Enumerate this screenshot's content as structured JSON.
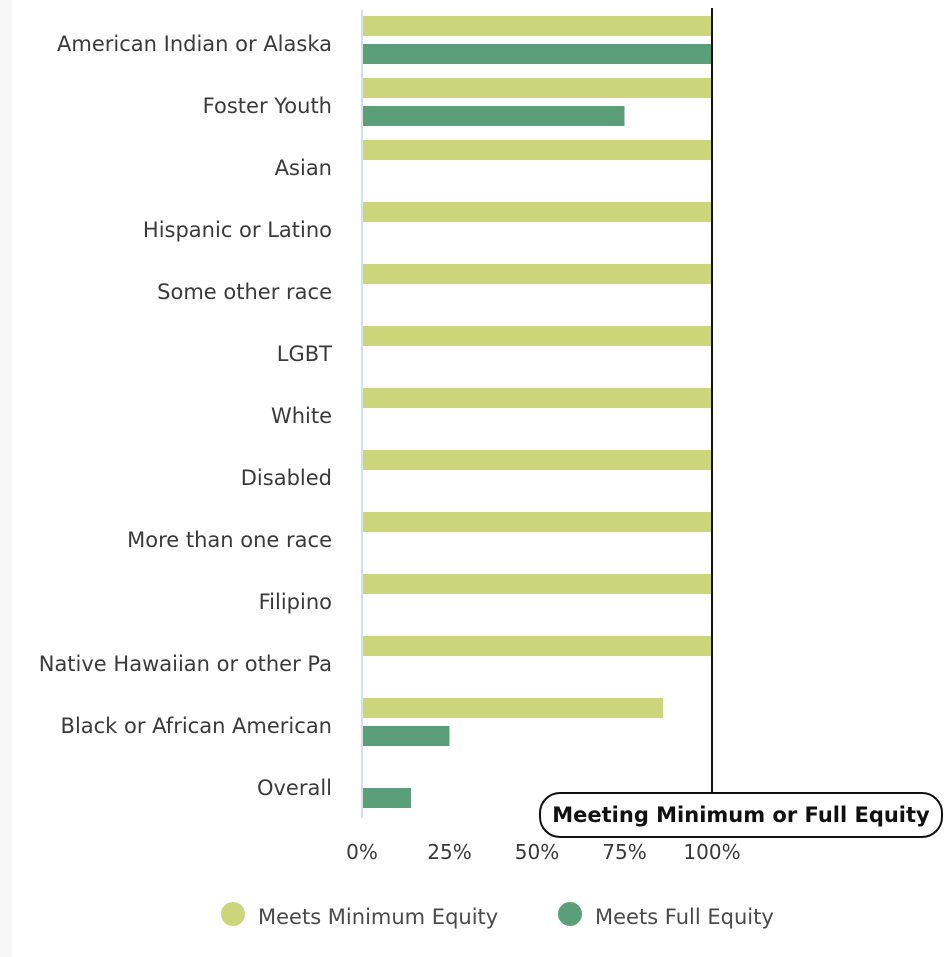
{
  "chart_data": {
    "type": "bar",
    "orientation": "horizontal",
    "categories": [
      "American Indian or Alaska",
      "Foster Youth",
      "Asian",
      "Hispanic or Latino",
      "Some other race",
      "LGBT",
      "White",
      "Disabled",
      "More than one race",
      "Filipino",
      "Native Hawaiian or other Pa",
      "Black or African American",
      "Overall"
    ],
    "series": [
      {
        "name": "Meets Minimum Equity",
        "color": "#cbd67a",
        "values": [
          100,
          100,
          100,
          100,
          100,
          100,
          100,
          100,
          100,
          100,
          100,
          86,
          null
        ]
      },
      {
        "name": "Meets Full Equity",
        "color": "#5b9e7a",
        "values": [
          100,
          75,
          null,
          null,
          null,
          null,
          null,
          null,
          null,
          null,
          null,
          25,
          14
        ]
      }
    ],
    "xlim": [
      0,
      100
    ],
    "x_ticks": [
      "0%",
      "25%",
      "50%",
      "75%",
      "100%"
    ],
    "reference_line": {
      "value": 100,
      "label": "Meeting Minimum or Full Equity"
    },
    "legend_position": "bottom",
    "grid": false,
    "title": "",
    "xlabel": "",
    "ylabel": ""
  }
}
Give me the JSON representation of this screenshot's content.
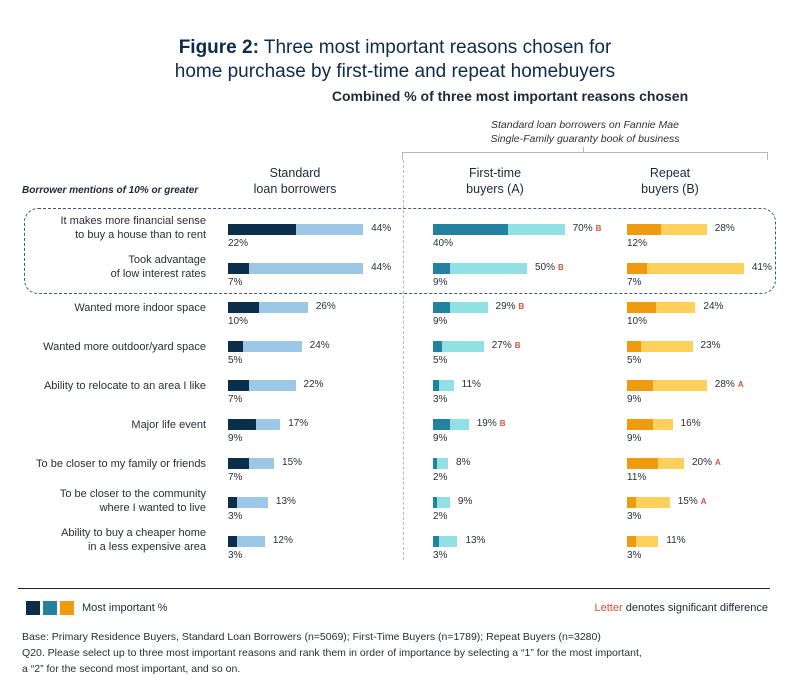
{
  "title": {
    "prefix": "Figure 2:",
    "line1": "Three most important reasons chosen for",
    "line2": "home purchase by first-time and repeat homebuyers"
  },
  "subtitle": "Combined % of three most important reasons chosen",
  "bracket_note": {
    "line1": "Standard loan borrowers on Fannie Mae",
    "line2": "Single-Family guaranty book of business"
  },
  "row_header": "Borrower mentions of 10% or greater",
  "columns": [
    {
      "line1": "Standard",
      "line2": "loan borrowers"
    },
    {
      "line1": "First-time",
      "line2": "buyers (A)"
    },
    {
      "line1": "Repeat",
      "line2": "buyers (B)"
    }
  ],
  "legend": {
    "label": "Most important %",
    "colors": [
      "#0b2f4b",
      "#2282a0",
      "#ef9b0f"
    ],
    "sig_word": "Letter",
    "sig_rest": "denotes significant difference",
    "sig_color": "#d2553a"
  },
  "footnotes": [
    "Base: Primary Residence Buyers, Standard Loan Borrowers (n=5069); First-Time Buyers (n=1789); Repeat Buyers (n=3280)",
    "Q20. Please select up to three most important reasons and rank them in order of importance by selecting a “1” for the most important,",
    "a “2” for the second most important, and so on."
  ],
  "chart_data": {
    "type": "bar",
    "orientation": "horizontal",
    "title": "Figure 2: Three most important reasons chosen for home purchase by first-time and repeat homebuyers",
    "subtitle": "Combined % of three most important reasons chosen",
    "value_unit": "%",
    "categories": [
      "It makes more financial sense to buy a house than to rent",
      "Took advantage of low interest rates",
      "Wanted more indoor space",
      "Wanted more outdoor/yard space",
      "Ability to relocate to an area I like",
      "Major life event",
      "To be closer to my family or friends",
      "To be closer to the community where I wanted to live",
      "Ability to buy a cheaper home in a less expensive area"
    ],
    "category_lines": [
      [
        "It makes more financial sense",
        "to buy a house than to rent"
      ],
      [
        "Took advantage",
        "of low interest rates"
      ],
      [
        "Wanted more indoor space"
      ],
      [
        "Wanted more outdoor/yard space"
      ],
      [
        "Ability to relocate to an area I like"
      ],
      [
        "Major life event"
      ],
      [
        "To be closer to my family or friends"
      ],
      [
        "To be closer to the community",
        "where I wanted to live"
      ],
      [
        "Ability to buy a cheaper home",
        "in a less expensive area"
      ]
    ],
    "highlighted_categories": [
      0,
      1
    ],
    "series": [
      {
        "name": "Standard loan borrowers",
        "combined": [
          44,
          44,
          26,
          24,
          22,
          17,
          15,
          13,
          12
        ],
        "most_important": [
          22,
          7,
          10,
          5,
          7,
          9,
          7,
          3,
          3
        ],
        "significance": [
          "",
          "",
          "",
          "",
          "",
          "",
          "",
          "",
          ""
        ],
        "color_most": "#0b2f4b",
        "color_combined": "#9cc7e6"
      },
      {
        "name": "First-time buyers (A)",
        "combined": [
          70,
          50,
          29,
          27,
          11,
          19,
          8,
          9,
          13
        ],
        "most_important": [
          40,
          9,
          9,
          5,
          3,
          9,
          2,
          2,
          3
        ],
        "significance": [
          "B",
          "B",
          "B",
          "B",
          "",
          "B",
          "",
          "",
          ""
        ],
        "color_most": "#2282a0",
        "color_combined": "#90e0e4"
      },
      {
        "name": "Repeat buyers (B)",
        "combined": [
          28,
          41,
          24,
          23,
          28,
          16,
          20,
          15,
          11
        ],
        "most_important": [
          12,
          7,
          10,
          5,
          9,
          9,
          11,
          3,
          3
        ],
        "significance": [
          "",
          "",
          "",
          "",
          "A",
          "",
          "A",
          "A",
          ""
        ],
        "color_most": "#ef9b0f",
        "color_combined": "#ffd05c"
      }
    ],
    "legend": "bottom-left",
    "grid": false
  }
}
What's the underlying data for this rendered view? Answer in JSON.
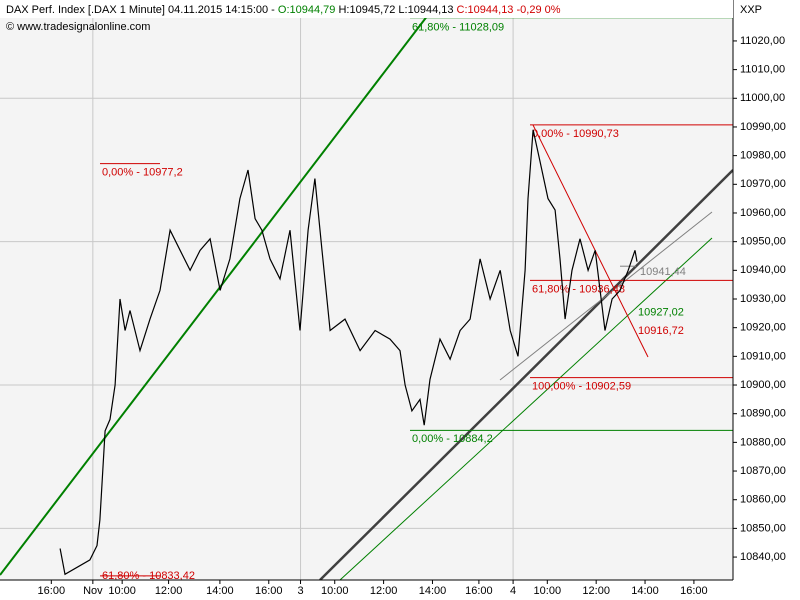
{
  "chart_data": {
    "type": "line",
    "header": {
      "instrument": "DAX Perf. Index [.DAX  1 Minute] 04.11.2015 14:15:00 -",
      "open": "O:10944,79",
      "high_low": "H:10945,72 L:10944,13",
      "close": "C:10944,13 -0,29 0%"
    },
    "watermark": "© www.tradesignalonline.com",
    "axis_label": "XXP",
    "color": "#000000",
    "grid": true,
    "xlim": [
      0,
      30
    ],
    "ylim": [
      10832,
      11028
    ],
    "yticks": [
      {
        "value": 10840,
        "label": "10840,00"
      },
      {
        "value": 10850,
        "label": "10850,00"
      },
      {
        "value": 10860,
        "label": "10860,00"
      },
      {
        "value": 10870,
        "label": "10870,00"
      },
      {
        "value": 10880,
        "label": "10880,00"
      },
      {
        "value": 10890,
        "label": "10890,00"
      },
      {
        "value": 10900,
        "label": "10900,00"
      },
      {
        "value": 10910,
        "label": "10910,00"
      },
      {
        "value": 10920,
        "label": "10920,00"
      },
      {
        "value": 10930,
        "label": "10930,00"
      },
      {
        "value": 10940,
        "label": "10940,00"
      },
      {
        "value": 10950,
        "label": "10950,00"
      },
      {
        "value": 10960,
        "label": "10960,00"
      },
      {
        "value": 10970,
        "label": "10970,00"
      },
      {
        "value": 10980,
        "label": "10980,00"
      },
      {
        "value": 10990,
        "label": "10990,00"
      },
      {
        "value": 11000,
        "label": "11000,00"
      },
      {
        "value": 11010,
        "label": "11010,00"
      },
      {
        "value": 11020,
        "label": "11020,00"
      }
    ],
    "xticks": [
      {
        "value": 2.1,
        "label": "16:00"
      },
      {
        "value": 3.8,
        "label": "Nov"
      },
      {
        "value": 5.0,
        "label": "10:00"
      },
      {
        "value": 6.9,
        "label": "12:00"
      },
      {
        "value": 9.0,
        "label": "14:00"
      },
      {
        "value": 11.0,
        "label": "16:00"
      },
      {
        "value": 12.3,
        "label": "3"
      },
      {
        "value": 13.7,
        "label": "10:00"
      },
      {
        "value": 15.7,
        "label": "12:00"
      },
      {
        "value": 17.7,
        "label": "14:00"
      },
      {
        "value": 19.6,
        "label": "16:00"
      },
      {
        "value": 21.0,
        "label": "4"
      },
      {
        "value": 22.4,
        "label": "10:00"
      },
      {
        "value": 24.4,
        "label": "12:00"
      },
      {
        "value": 26.4,
        "label": "14:00"
      },
      {
        "value": 28.4,
        "label": "16:00"
      }
    ],
    "x": [
      2.46,
      2.66,
      3.68,
      3.97,
      4.09,
      4.3,
      4.5,
      4.71,
      4.91,
      5.12,
      5.32,
      5.73,
      6.14,
      6.55,
      6.96,
      7.37,
      7.78,
      8.19,
      8.6,
      9.01,
      9.41,
      9.82,
      10.15,
      10.44,
      10.72,
      11.05,
      11.46,
      11.87,
      12.28,
      12.61,
      12.89,
      13.18,
      13.51,
      14.12,
      14.74,
      15.35,
      15.96,
      16.37,
      16.58,
      16.86,
      17.19,
      17.36,
      17.6,
      18.01,
      18.42,
      18.83,
      19.24,
      19.65,
      20.06,
      20.47,
      20.88,
      21.2,
      21.49,
      21.61,
      21.82,
      22.1,
      22.43,
      22.72,
      22.92,
      23.13,
      23.41,
      23.74,
      24.07,
      24.36,
      24.56,
      24.76,
      25.05,
      25.38,
      25.71,
      25.99,
      26.07
    ],
    "values": [
      10843,
      10834,
      10839,
      10844,
      10853,
      10884,
      10888,
      10900,
      10930,
      10919,
      10926,
      10912,
      10923,
      10933,
      10954,
      10947,
      10940,
      10947,
      10951,
      10933,
      10944,
      10965,
      10975,
      10958,
      10954,
      10944,
      10937,
      10954,
      10919,
      10954,
      10972,
      10947,
      10919,
      10923,
      10912,
      10919,
      10916,
      10912,
      10900,
      10891,
      10895,
      10886,
      10902,
      10916,
      10909,
      10919,
      10923,
      10944,
      10930,
      10940,
      10919,
      10910,
      10940,
      10965,
      10989,
      10978,
      10965,
      10961,
      10944,
      10923,
      10940,
      10951,
      10940,
      10947,
      10933,
      10919,
      10930,
      10933,
      10940,
      10947,
      10943
    ],
    "annotations": [
      {
        "label": "0,00% - 10977,2",
        "value": 10977.2,
        "color": "#d00000"
      },
      {
        "label": "61,80% - 11028,09",
        "value": 11028.09,
        "color": "#008000"
      },
      {
        "label": "0,00% - 10884,2",
        "value": 10884.2,
        "color": "#008000"
      },
      {
        "label": "0,00% - 10990,73",
        "value": 10990.73,
        "color": "#d00000"
      },
      {
        "label": "61,80% - 10936,48",
        "value": 10936.48,
        "color": "#d00000"
      },
      {
        "label": "100,00% - 10902,59",
        "value": 10902.59,
        "color": "#d00000"
      },
      {
        "label": "61,80% - 10833,42",
        "value": 10833.42,
        "color": "#d00000"
      },
      {
        "label": "10941,44",
        "value": 10941.44,
        "color": "#808080"
      },
      {
        "label": "10927,02",
        "value": 10927.02,
        "color": "#008000"
      },
      {
        "label": "10916,72",
        "value": 10916.72,
        "color": "#d00000"
      }
    ]
  }
}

☆ ☆ ☆

## Do this
Identify the lines of the data that contain the word "Ability". Copy each of them.

## Answer to the task
      "Ability to relocate to an area I like",
      "Ability to buy a cheaper home in a less expensive area"
        "Ability to relocate to an area I like"
        "Ability to buy a cheaper home",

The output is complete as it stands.